**Your objective**
Put the data lines from the one containing "- onedrive-icon[interactable]: ☁: [1132, 699, 1142, 710]" through the one containing "- chat-separator: :: [74, 509, 85, 524]" into a numbered list, leaving out any blank lines.

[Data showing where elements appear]
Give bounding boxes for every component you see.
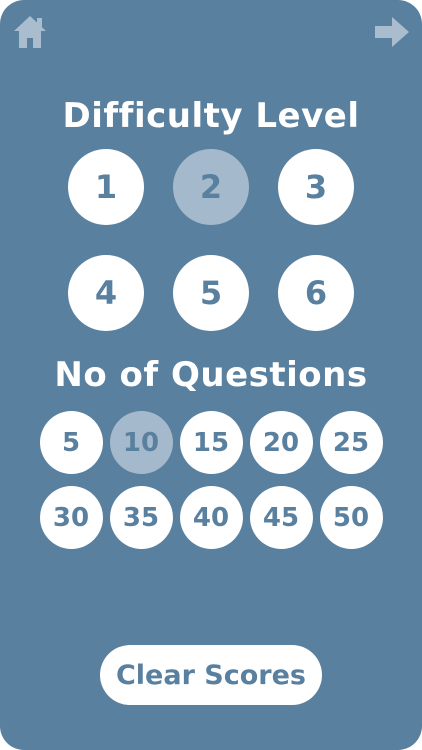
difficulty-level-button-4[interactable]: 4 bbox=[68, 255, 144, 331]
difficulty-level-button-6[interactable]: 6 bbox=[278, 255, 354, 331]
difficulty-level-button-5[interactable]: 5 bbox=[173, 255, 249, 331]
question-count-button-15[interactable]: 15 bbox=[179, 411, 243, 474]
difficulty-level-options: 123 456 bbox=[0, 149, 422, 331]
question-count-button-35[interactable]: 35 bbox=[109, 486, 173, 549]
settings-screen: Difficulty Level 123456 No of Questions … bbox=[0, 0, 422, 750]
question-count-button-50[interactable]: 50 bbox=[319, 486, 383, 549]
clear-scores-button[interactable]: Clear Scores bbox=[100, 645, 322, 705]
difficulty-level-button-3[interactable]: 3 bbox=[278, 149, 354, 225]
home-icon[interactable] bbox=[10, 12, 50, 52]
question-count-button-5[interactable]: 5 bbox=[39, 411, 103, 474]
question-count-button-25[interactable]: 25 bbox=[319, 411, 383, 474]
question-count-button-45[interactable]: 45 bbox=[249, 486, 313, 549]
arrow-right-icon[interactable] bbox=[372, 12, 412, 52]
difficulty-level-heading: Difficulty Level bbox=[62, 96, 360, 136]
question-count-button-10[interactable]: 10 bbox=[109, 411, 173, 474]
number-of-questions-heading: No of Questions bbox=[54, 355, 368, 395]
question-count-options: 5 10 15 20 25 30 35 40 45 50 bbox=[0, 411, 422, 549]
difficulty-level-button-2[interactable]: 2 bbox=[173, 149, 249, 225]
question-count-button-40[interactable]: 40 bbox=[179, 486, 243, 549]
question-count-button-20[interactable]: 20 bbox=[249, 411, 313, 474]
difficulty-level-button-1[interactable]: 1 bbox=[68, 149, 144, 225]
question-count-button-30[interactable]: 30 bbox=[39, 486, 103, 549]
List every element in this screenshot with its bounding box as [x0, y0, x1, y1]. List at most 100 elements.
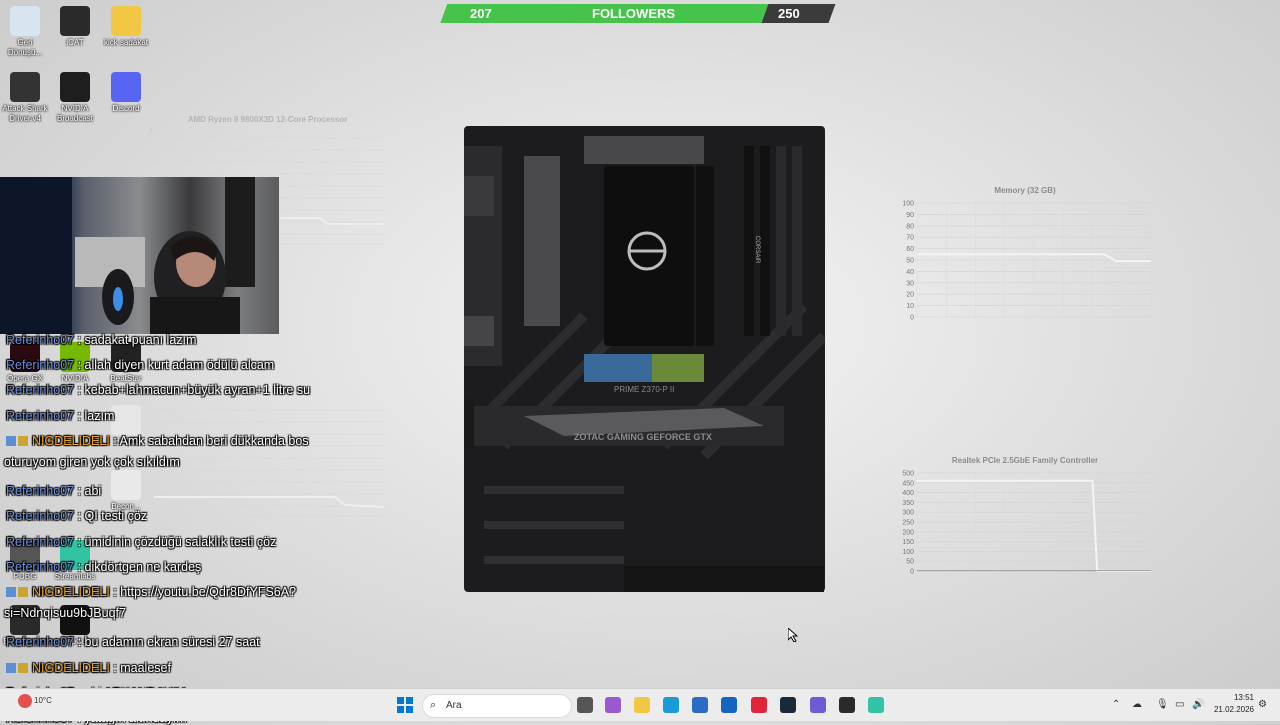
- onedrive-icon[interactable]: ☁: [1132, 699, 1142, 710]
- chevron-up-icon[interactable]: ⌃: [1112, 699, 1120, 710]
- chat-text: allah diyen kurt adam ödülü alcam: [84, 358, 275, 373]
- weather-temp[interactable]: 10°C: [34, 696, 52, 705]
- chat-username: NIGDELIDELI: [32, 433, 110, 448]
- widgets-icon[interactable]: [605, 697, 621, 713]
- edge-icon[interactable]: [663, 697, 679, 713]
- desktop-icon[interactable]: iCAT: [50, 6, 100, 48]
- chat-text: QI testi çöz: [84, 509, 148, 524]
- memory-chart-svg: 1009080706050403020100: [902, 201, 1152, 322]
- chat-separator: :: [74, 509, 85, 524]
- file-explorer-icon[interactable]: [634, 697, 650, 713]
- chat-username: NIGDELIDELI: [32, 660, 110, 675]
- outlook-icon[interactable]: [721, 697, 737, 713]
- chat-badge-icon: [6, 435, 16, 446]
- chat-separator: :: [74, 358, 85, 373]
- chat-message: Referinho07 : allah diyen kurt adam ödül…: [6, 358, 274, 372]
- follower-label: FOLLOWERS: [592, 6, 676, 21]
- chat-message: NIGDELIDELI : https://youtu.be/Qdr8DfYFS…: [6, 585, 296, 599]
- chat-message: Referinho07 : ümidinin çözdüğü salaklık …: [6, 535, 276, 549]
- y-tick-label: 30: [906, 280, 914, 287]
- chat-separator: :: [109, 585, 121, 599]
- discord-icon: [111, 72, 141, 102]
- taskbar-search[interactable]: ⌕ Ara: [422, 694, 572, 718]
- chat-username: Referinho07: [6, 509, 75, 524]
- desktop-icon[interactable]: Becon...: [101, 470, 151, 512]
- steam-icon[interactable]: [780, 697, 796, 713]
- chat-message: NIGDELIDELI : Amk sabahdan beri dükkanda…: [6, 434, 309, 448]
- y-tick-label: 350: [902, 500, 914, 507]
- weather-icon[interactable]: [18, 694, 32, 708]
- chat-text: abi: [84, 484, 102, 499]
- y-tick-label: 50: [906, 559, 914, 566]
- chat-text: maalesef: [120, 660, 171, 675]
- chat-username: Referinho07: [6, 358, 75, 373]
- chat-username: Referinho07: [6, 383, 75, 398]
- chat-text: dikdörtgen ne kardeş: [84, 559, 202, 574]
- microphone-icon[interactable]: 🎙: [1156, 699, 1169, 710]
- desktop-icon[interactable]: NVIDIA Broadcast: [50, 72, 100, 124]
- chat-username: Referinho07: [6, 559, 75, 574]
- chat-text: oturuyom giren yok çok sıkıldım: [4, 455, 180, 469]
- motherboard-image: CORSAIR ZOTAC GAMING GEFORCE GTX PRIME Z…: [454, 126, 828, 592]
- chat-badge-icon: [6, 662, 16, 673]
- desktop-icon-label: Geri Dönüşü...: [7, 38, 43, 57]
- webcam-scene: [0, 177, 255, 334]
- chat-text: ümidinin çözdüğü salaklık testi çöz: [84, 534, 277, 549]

**Exercise solution**
1. - onedrive-icon[interactable]: ☁: [1132, 699, 1142, 710]
2. - chevron-up-icon[interactable]: ⌃: [1112, 699, 1120, 710]
3. - chat-text: allah diyen kurt adam ödülü alcam: [84, 358, 275, 373]
4. - weather-temp[interactable]: 10°C: [34, 696, 52, 705]
5. - chat-username: NIGDELIDELI: [32, 433, 110, 448]
6. - widgets-icon[interactable]: [605, 697, 621, 713]
7. - edge-icon[interactable]: [663, 697, 679, 713]
8. - desktop-icon[interactable]: iCAT: [50, 6, 100, 48]
9. - chat-text: QI testi çöz: [84, 509, 148, 524]
10. - memory-chart-svg: 1009080706050403020100: [902, 201, 1152, 322]
11. - chat-separator: :: [74, 509, 85, 524]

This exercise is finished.